* BEGIN Data records *

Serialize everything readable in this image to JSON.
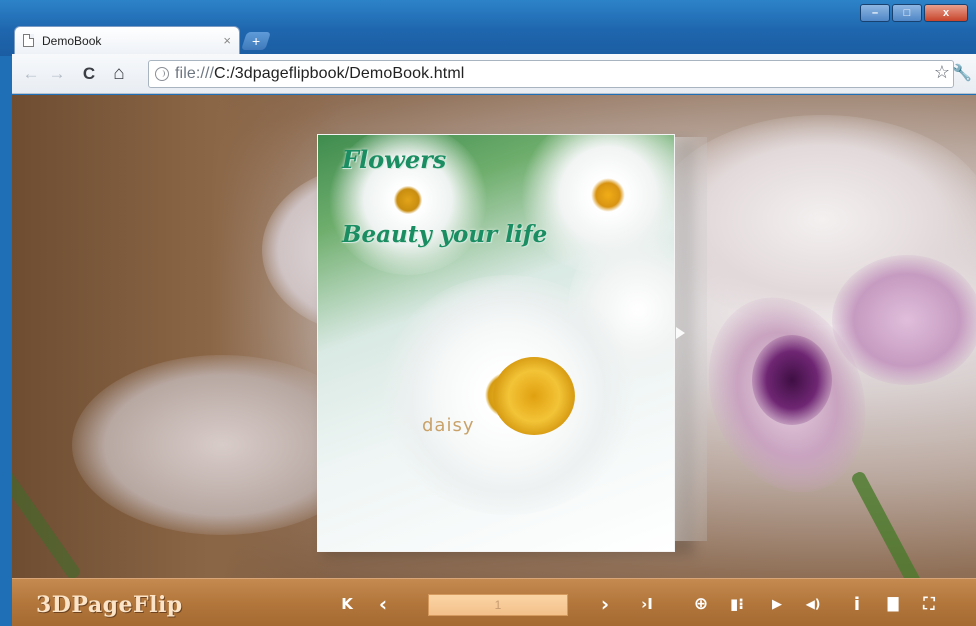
{
  "browser": {
    "tab_title": "DemoBook",
    "tab_close": "×",
    "new_tab": "+",
    "window_controls": {
      "minimize": "–",
      "maximize": "□",
      "close": "x"
    },
    "nav": {
      "back": "←",
      "forward": "→",
      "reload": "C",
      "home": "⌂"
    },
    "url_scheme": "file:///",
    "url_path": "C:/3dpageflipbook/DemoBook.html",
    "star": "☆",
    "wrench": "🔧"
  },
  "book": {
    "title": "Flowers",
    "subtitle": "Beauty your life",
    "tag": "daisy",
    "accent_color": "#1a8d62"
  },
  "controls": {
    "logo": "3DPageFlip",
    "first": "K",
    "prev": "‹",
    "page_value": "1",
    "next": "›",
    "last": "›I",
    "zoom": "⊕",
    "thumbs": "▮⁝",
    "play": "▶",
    "sound": "◀)",
    "info": "i",
    "print": "▇",
    "fullscreen": "⛶",
    "bar_color": "#b3773c"
  }
}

* END Data records *

## Task statement
Copy each line of the listing that includes "DemoBook".

## Solution for this exercise
    "tab_title": "DemoBook",
    "url_path": "C:/3dpageflipbook/DemoBook.html",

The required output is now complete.